Given information
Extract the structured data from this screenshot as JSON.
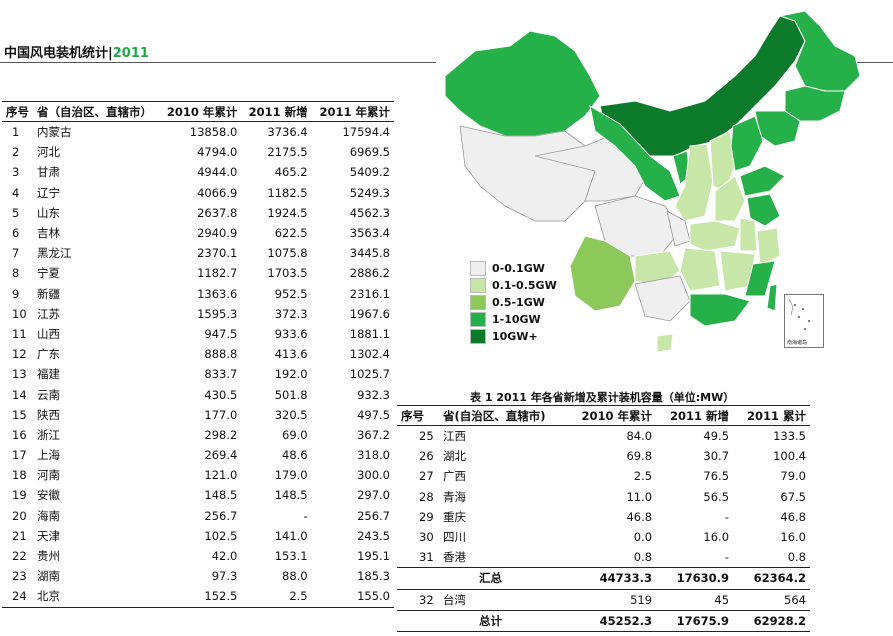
{
  "title": {
    "main": "中国风电装机统计",
    "sep": "|",
    "year": "2011"
  },
  "headers": {
    "left": [
      "序号",
      "省（自治区、直辖市）",
      "2010 年累计",
      "2011 新增",
      "2011 年累计"
    ],
    "right": [
      "序号",
      "省(自治区、直辖市)",
      "2010 年累计",
      "2011 新增",
      "2011 累计"
    ]
  },
  "left_rows": [
    [
      "1",
      "内蒙古",
      "13858.0",
      "3736.4",
      "17594.4"
    ],
    [
      "2",
      "河北",
      "4794.0",
      "2175.5",
      "6969.5"
    ],
    [
      "3",
      "甘肃",
      "4944.0",
      "465.2",
      "5409.2"
    ],
    [
      "4",
      "辽宁",
      "4066.9",
      "1182.5",
      "5249.3"
    ],
    [
      "5",
      "山东",
      "2637.8",
      "1924.5",
      "4562.3"
    ],
    [
      "6",
      "吉林",
      "2940.9",
      "622.5",
      "3563.4"
    ],
    [
      "7",
      "黑龙江",
      "2370.1",
      "1075.8",
      "3445.8"
    ],
    [
      "8",
      "宁夏",
      "1182.7",
      "1703.5",
      "2886.2"
    ],
    [
      "9",
      "新疆",
      "1363.6",
      "952.5",
      "2316.1"
    ],
    [
      "10",
      "江苏",
      "1595.3",
      "372.3",
      "1967.6"
    ],
    [
      "11",
      "山西",
      "947.5",
      "933.6",
      "1881.1"
    ],
    [
      "12",
      "广东",
      "888.8",
      "413.6",
      "1302.4"
    ],
    [
      "13",
      "福建",
      "833.7",
      "192.0",
      "1025.7"
    ],
    [
      "14",
      "云南",
      "430.5",
      "501.8",
      "932.3"
    ],
    [
      "15",
      "陕西",
      "177.0",
      "320.5",
      "497.5"
    ],
    [
      "16",
      "浙江",
      "298.2",
      "69.0",
      "367.2"
    ],
    [
      "17",
      "上海",
      "269.4",
      "48.6",
      "318.0"
    ],
    [
      "18",
      "河南",
      "121.0",
      "179.0",
      "300.0"
    ],
    [
      "19",
      "安徽",
      "148.5",
      "148.5",
      "297.0"
    ],
    [
      "20",
      "海南",
      "256.7",
      "-",
      "256.7"
    ],
    [
      "21",
      "天津",
      "102.5",
      "141.0",
      "243.5"
    ],
    [
      "22",
      "贵州",
      "42.0",
      "153.1",
      "195.1"
    ],
    [
      "23",
      "湖南",
      "97.3",
      "88.0",
      "185.3"
    ],
    [
      "24",
      "北京",
      "152.5",
      "2.5",
      "155.0"
    ]
  ],
  "right_rows": [
    [
      "25",
      "江西",
      "84.0",
      "49.5",
      "133.5"
    ],
    [
      "26",
      "湖北",
      "69.8",
      "30.7",
      "100.4"
    ],
    [
      "27",
      "广西",
      "2.5",
      "76.5",
      "79.0"
    ],
    [
      "28",
      "青海",
      "11.0",
      "56.5",
      "67.5"
    ],
    [
      "29",
      "重庆",
      "46.8",
      "-",
      "46.8"
    ],
    [
      "30",
      "四川",
      "0.0",
      "16.0",
      "16.0"
    ],
    [
      "31",
      "香港",
      "0.8",
      "-",
      "0.8"
    ]
  ],
  "subtotal": {
    "label": "汇总",
    "v2010": "44733.3",
    "v2011new": "17630.9",
    "v2011": "62364.2"
  },
  "taiwan": [
    "32",
    "台湾",
    "519",
    "45",
    "564"
  ],
  "total": {
    "label": "总计",
    "v2010": "45252.3",
    "v2011new": "17675.9",
    "v2011": "62928.2"
  },
  "caption": "表 1 2011 年各省新增及累计装机容量（单位:MW）",
  "legend": [
    {
      "label": "0-0.1GW",
      "color": "#efefef"
    },
    {
      "label": "0.1-0.5GW",
      "color": "#c8e6a8"
    },
    {
      "label": "0.5-1GW",
      "color": "#8cc95a"
    },
    {
      "label": "1-10GW",
      "color": "#26b04a"
    },
    {
      "label": "10GW+",
      "color": "#0b7a2a"
    }
  ],
  "inset_label": "南海诸岛"
}
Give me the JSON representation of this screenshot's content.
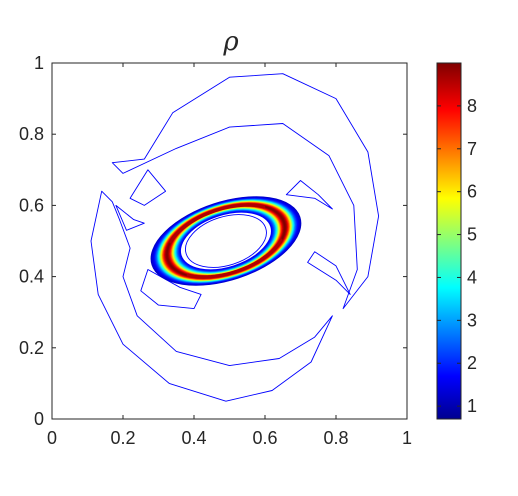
{
  "chart_data": {
    "type": "contour",
    "title": "ρ",
    "xlabel": "",
    "ylabel": "",
    "xlim": [
      0,
      1
    ],
    "ylim": [
      0,
      1
    ],
    "x_ticks": [
      "0",
      "0.2",
      "0.4",
      "0.6",
      "0.8",
      "1"
    ],
    "y_ticks": [
      "0",
      "0.2",
      "0.4",
      "0.6",
      "0.8",
      "1"
    ],
    "grid": false,
    "colorbar": {
      "range": [
        0.7,
        9.0
      ],
      "ticks": [
        "1",
        "2",
        "3",
        "4",
        "5",
        "6",
        "7",
        "8"
      ],
      "colormap": "jet",
      "placement": "right"
    },
    "features": {
      "ring_center": [
        0.49,
        0.5
      ],
      "ring_semi_axis_x": 0.19,
      "ring_semi_axis_y": 0.1,
      "ring_tilt_deg": 18,
      "peak_value": 9.0,
      "background_value": 1.0,
      "outer_contour_level": 1.1
    },
    "colors": {
      "low": "#00008f",
      "mid": "#00ffff",
      "high": "#800000",
      "outline": "#0000ff"
    }
  }
}
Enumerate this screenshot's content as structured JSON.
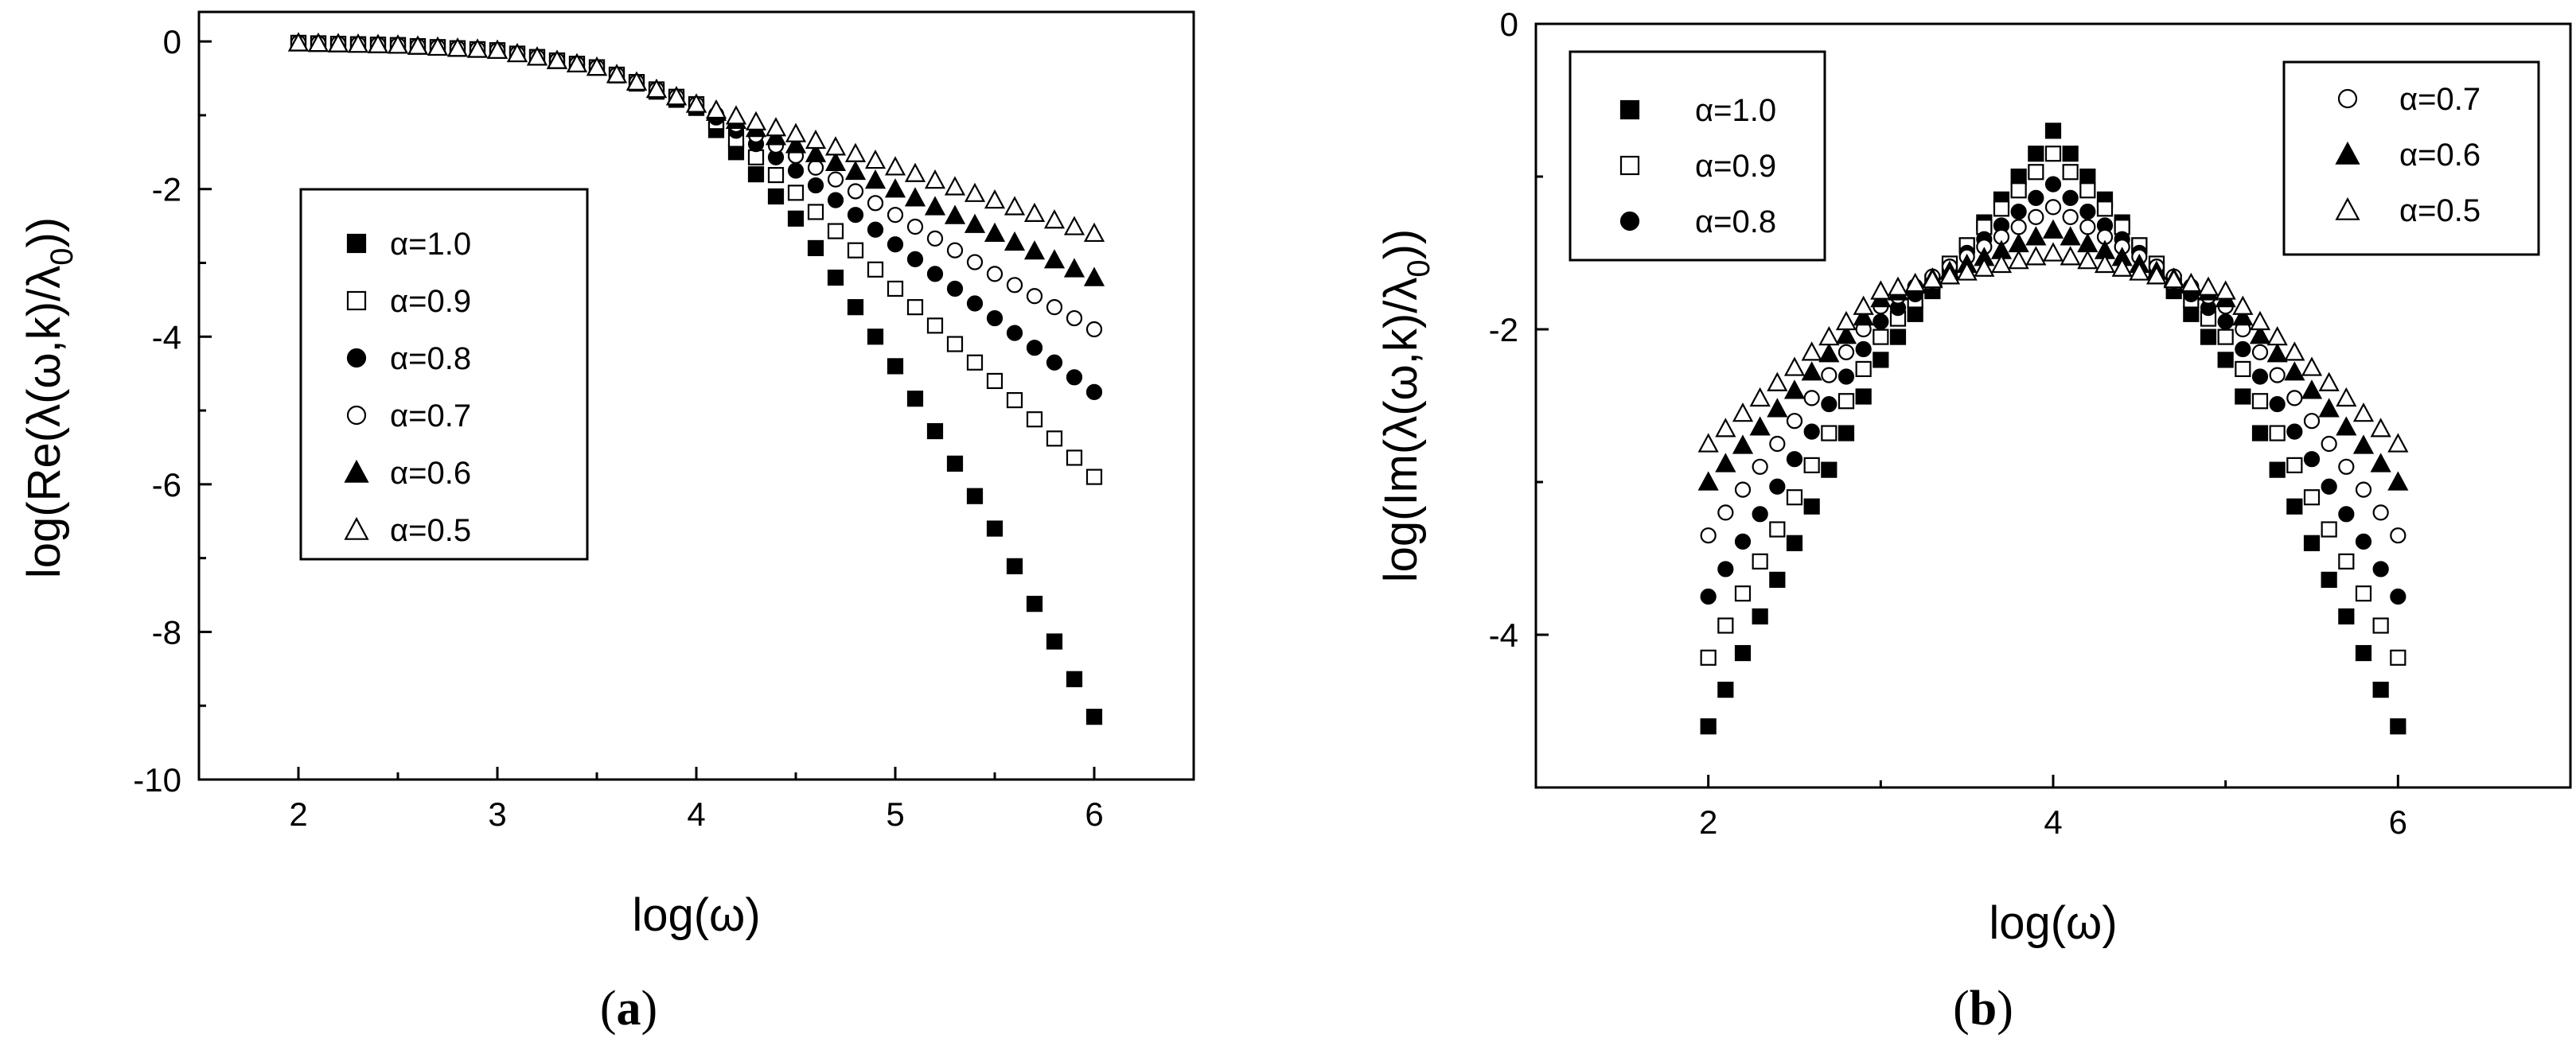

What you should do
Leave the pictures out, and print every line of the listing exactly as written.

Result for this task
Extract the structured data from this screenshot as JSON.
{
  "title": {
    "main": "中国风电装机统计",
    "sep": "|",
    "year": "2011"
  },
  "headers": {
    "left": [
      "序号",
      "省（自治区、直辖市）",
      "2010 年累计",
      "2011 新增",
      "2011 年累计"
    ],
    "right": [
      "序号",
      "省(自治区、直辖市)",
      "2010 年累计",
      "2011 新增",
      "2011 累计"
    ]
  },
  "left_rows": [
    [
      "1",
      "内蒙古",
      "13858.0",
      "3736.4",
      "17594.4"
    ],
    [
      "2",
      "河北",
      "4794.0",
      "2175.5",
      "6969.5"
    ],
    [
      "3",
      "甘肃",
      "4944.0",
      "465.2",
      "5409.2"
    ],
    [
      "4",
      "辽宁",
      "4066.9",
      "1182.5",
      "5249.3"
    ],
    [
      "5",
      "山东",
      "2637.8",
      "1924.5",
      "4562.3"
    ],
    [
      "6",
      "吉林",
      "2940.9",
      "622.5",
      "3563.4"
    ],
    [
      "7",
      "黑龙江",
      "2370.1",
      "1075.8",
      "3445.8"
    ],
    [
      "8",
      "宁夏",
      "1182.7",
      "1703.5",
      "2886.2"
    ],
    [
      "9",
      "新疆",
      "1363.6",
      "952.5",
      "2316.1"
    ],
    [
      "10",
      "江苏",
      "1595.3",
      "372.3",
      "1967.6"
    ],
    [
      "11",
      "山西",
      "947.5",
      "933.6",
      "1881.1"
    ],
    [
      "12",
      "广东",
      "888.8",
      "413.6",
      "1302.4"
    ],
    [
      "13",
      "福建",
      "833.7",
      "192.0",
      "1025.7"
    ],
    [
      "14",
      "云南",
      "430.5",
      "501.8",
      "932.3"
    ],
    [
      "15",
      "陕西",
      "177.0",
      "320.5",
      "497.5"
    ],
    [
      "16",
      "浙江",
      "298.2",
      "69.0",
      "367.2"
    ],
    [
      "17",
      "上海",
      "269.4",
      "48.6",
      "318.0"
    ],
    [
      "18",
      "河南",
      "121.0",
      "179.0",
      "300.0"
    ],
    [
      "19",
      "安徽",
      "148.5",
      "148.5",
      "297.0"
    ],
    [
      "20",
      "海南",
      "256.7",
      "-",
      "256.7"
    ],
    [
      "21",
      "天津",
      "102.5",
      "141.0",
      "243.5"
    ],
    [
      "22",
      "贵州",
      "42.0",
      "153.1",
      "195.1"
    ],
    [
      "23",
      "湖南",
      "97.3",
      "88.0",
      "185.3"
    ],
    [
      "24",
      "北京",
      "152.5",
      "2.5",
      "155.0"
    ]
  ],
  "right_rows": [
    [
      "25",
      "江西",
      "84.0",
      "49.5",
      "133.5"
    ],
    [
      "26",
      "湖北",
      "69.8",
      "30.7",
      "100.4"
    ],
    [
      "27",
      "广西",
      "2.5",
      "76.5",
      "79.0"
    ],
    [
      "28",
      "青海",
      "11.0",
      "56.5",
      "67.5"
    ],
    [
      "29",
      "重庆",
      "46.8",
      "-",
      "46.8"
    ],
    [
      "30",
      "四川",
      "0.0",
      "16.0",
      "16.0"
    ],
    [
      "31",
      "香港",
      "0.8",
      "-",
      "0.8"
    ]
  ],
  "subtotal": {
    "label": "汇总",
    "v2010": "44733.3",
    "v2011new": "17630.9",
    "v2011": "62364.2"
  },
  "taiwan": [
    "32",
    "台湾",
    "519",
    "45",
    "564"
  ],
  "total": {
    "label": "总计",
    "v2010": "45252.3",
    "v2011new": "17675.9",
    "v2011": "62928.2"
  },
  "caption": "表 1 2011 年各省新增及累计装机容量（单位:MW）",
  "legend": [
    {
      "label": "0-0.1GW",
      "color": "#efefef"
    },
    {
      "label": "0.1-0.5GW",
      "color": "#c8e6a8"
    },
    {
      "label": "0.5-1GW",
      "color": "#8cc95a"
    },
    {
      "label": "1-10GW",
      "color": "#26b04a"
    },
    {
      "label": "10GW+",
      "color": "#0b7a2a"
    }
  ],
  "inset_label": "南海诸岛"
}
Give me the JSON representation of this screenshot's content.
{
  "chart_data": {
    "type": "contour",
    "title": "ρ",
    "xlabel": "",
    "ylabel": "",
    "xlim": [
      0,
      1
    ],
    "ylim": [
      0,
      1
    ],
    "x_ticks": [
      "0",
      "0.2",
      "0.4",
      "0.6",
      "0.8",
      "1"
    ],
    "y_ticks": [
      "0",
      "0.2",
      "0.4",
      "0.6",
      "0.8",
      "1"
    ],
    "grid": false,
    "colorbar": {
      "range": [
        0.7,
        9.0
      ],
      "ticks": [
        "1",
        "2",
        "3",
        "4",
        "5",
        "6",
        "7",
        "8"
      ],
      "colormap": "jet",
      "placement": "right"
    },
    "features": {
      "ring_center": [
        0.49,
        0.5
      ],
      "ring_semi_axis_x": 0.19,
      "ring_semi_axis_y": 0.1,
      "ring_tilt_deg": 18,
      "peak_value": 9.0,
      "background_value": 1.0,
      "outer_contour_level": 1.1
    },
    "colors": {
      "low": "#00008f",
      "mid": "#00ffff",
      "high": "#800000",
      "outline": "#0000ff"
    }
  }
}
Enumerate this screenshot's content as structured JSON.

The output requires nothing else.